▶ _THE PROBLEM_:
Single out the lines that include the word "TTEAM". Copy them.

[Dataset entries]
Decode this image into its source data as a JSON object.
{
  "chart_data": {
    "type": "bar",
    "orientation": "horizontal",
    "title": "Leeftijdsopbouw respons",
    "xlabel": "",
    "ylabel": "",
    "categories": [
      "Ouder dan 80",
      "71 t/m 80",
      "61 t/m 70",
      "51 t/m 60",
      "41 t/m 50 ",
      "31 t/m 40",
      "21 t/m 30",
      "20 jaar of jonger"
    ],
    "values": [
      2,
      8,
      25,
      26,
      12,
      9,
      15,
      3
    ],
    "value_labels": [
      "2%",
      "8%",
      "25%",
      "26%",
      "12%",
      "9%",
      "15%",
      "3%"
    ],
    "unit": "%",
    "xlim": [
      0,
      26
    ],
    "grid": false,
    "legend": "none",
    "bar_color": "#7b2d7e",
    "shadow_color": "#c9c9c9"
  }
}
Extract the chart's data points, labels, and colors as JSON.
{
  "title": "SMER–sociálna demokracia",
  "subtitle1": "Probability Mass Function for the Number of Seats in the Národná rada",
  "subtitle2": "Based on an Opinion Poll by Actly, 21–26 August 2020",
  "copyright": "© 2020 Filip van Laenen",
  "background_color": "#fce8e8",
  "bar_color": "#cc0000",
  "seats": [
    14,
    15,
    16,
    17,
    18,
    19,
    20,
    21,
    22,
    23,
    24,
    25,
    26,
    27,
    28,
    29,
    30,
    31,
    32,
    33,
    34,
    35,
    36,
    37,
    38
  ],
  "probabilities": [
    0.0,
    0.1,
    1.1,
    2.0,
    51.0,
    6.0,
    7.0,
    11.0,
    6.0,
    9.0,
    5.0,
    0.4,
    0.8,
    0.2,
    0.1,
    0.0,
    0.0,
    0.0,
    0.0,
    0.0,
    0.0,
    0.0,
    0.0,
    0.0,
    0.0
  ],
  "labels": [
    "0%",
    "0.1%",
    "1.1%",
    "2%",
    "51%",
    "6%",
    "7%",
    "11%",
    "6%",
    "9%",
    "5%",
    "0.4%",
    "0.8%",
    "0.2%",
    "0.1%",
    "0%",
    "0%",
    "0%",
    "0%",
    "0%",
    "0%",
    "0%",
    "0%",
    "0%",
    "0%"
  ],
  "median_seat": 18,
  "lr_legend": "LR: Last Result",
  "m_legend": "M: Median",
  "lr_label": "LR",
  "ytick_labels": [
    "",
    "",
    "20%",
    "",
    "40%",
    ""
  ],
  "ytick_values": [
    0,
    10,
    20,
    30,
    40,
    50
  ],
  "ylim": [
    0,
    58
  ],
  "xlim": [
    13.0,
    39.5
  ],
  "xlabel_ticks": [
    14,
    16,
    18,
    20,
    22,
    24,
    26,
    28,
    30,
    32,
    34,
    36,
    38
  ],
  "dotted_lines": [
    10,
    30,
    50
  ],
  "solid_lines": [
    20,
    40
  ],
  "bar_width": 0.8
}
* * *
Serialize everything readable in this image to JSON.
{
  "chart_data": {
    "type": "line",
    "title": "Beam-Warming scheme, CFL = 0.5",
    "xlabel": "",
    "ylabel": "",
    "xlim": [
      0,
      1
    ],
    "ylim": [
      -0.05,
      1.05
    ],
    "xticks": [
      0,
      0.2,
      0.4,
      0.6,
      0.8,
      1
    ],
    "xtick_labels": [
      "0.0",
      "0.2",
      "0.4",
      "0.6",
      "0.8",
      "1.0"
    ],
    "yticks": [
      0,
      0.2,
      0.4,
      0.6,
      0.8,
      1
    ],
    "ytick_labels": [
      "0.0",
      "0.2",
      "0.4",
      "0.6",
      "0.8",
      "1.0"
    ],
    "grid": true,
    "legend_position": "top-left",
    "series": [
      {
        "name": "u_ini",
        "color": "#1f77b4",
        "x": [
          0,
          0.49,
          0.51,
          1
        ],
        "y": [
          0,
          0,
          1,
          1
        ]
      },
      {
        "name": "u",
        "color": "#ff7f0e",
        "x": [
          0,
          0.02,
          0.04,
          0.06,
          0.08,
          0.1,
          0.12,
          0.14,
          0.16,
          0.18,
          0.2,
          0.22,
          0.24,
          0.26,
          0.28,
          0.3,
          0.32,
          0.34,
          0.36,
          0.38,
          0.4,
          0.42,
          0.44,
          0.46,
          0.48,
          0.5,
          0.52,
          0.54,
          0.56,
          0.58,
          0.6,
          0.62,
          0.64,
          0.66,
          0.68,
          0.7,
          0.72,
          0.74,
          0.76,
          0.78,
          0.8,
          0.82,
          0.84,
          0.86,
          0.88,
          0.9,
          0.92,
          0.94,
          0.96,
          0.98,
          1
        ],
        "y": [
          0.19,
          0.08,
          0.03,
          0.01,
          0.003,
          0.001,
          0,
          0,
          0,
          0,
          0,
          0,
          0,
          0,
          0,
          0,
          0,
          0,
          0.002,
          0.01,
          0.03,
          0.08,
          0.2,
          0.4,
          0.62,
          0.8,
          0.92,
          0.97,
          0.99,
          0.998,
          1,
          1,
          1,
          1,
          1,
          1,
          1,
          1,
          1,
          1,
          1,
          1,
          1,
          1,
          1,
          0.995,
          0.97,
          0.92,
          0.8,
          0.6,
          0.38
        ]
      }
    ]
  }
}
...
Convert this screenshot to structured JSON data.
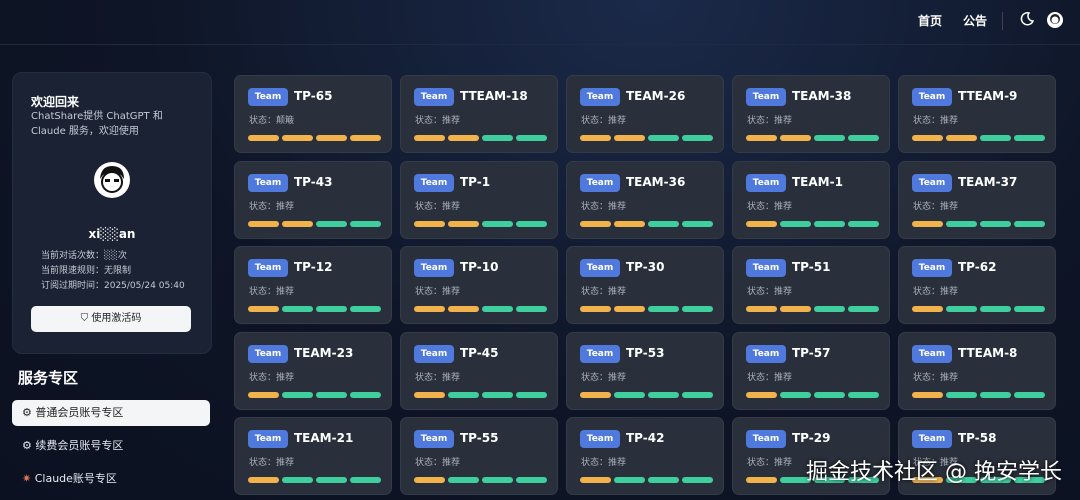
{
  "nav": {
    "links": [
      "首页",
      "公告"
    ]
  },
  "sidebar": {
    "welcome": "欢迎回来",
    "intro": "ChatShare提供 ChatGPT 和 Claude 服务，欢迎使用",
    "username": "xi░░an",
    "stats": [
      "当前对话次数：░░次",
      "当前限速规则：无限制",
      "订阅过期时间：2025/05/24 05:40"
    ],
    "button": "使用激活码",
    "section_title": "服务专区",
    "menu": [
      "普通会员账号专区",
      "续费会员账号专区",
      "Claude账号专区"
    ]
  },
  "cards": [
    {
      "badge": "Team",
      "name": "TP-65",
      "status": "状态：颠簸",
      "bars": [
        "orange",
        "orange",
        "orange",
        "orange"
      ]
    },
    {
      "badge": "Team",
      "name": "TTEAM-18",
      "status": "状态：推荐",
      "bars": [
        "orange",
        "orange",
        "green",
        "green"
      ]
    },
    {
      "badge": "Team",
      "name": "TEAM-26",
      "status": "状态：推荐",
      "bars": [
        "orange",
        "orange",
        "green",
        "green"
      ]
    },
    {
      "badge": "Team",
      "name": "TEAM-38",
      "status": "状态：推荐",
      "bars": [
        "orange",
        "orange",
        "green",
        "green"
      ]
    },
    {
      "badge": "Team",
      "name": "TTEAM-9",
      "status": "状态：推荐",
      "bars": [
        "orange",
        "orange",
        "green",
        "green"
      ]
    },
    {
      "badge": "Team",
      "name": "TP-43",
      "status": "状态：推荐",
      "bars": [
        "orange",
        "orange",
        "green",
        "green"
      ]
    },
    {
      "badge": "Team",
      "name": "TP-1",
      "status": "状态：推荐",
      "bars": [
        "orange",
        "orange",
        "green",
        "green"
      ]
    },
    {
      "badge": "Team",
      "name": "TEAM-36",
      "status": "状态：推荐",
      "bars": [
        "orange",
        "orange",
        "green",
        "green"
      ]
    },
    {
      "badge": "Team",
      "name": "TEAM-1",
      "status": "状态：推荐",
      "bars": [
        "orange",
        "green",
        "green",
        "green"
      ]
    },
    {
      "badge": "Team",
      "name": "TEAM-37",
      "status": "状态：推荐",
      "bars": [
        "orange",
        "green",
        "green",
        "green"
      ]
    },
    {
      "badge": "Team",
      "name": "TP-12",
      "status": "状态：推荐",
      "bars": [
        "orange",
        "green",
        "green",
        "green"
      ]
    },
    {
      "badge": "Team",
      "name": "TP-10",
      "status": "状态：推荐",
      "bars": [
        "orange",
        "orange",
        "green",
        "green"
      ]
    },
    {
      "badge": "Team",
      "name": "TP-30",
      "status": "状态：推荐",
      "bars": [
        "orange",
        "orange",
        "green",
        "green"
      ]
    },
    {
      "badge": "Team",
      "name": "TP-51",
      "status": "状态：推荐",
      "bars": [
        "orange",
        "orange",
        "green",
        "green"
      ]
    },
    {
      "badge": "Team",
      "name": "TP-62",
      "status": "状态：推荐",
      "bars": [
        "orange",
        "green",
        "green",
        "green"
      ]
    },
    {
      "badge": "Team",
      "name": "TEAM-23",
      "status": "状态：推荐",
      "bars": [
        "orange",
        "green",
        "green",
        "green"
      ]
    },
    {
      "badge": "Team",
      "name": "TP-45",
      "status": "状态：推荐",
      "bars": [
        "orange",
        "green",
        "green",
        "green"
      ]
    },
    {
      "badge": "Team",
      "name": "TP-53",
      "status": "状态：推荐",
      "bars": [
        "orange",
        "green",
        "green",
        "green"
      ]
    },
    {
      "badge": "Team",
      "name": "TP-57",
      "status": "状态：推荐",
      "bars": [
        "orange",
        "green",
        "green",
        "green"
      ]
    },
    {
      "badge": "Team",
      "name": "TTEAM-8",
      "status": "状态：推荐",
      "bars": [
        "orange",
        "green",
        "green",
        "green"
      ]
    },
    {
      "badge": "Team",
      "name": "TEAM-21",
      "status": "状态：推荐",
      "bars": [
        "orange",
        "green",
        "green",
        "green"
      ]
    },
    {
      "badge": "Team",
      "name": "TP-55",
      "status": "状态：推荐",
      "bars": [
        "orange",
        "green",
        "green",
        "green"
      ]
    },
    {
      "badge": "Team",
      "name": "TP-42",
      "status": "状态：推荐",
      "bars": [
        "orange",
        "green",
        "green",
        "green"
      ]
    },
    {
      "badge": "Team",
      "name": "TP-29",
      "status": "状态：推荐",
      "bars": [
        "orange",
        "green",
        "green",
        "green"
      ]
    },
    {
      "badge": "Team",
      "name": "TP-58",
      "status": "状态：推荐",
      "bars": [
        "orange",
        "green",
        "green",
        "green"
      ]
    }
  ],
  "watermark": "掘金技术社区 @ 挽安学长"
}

▶ _EXERCISE OUTPUT_:
      "name": "TTEAM-18",
      "name": "TTEAM-9",
      "name": "TTEAM-8",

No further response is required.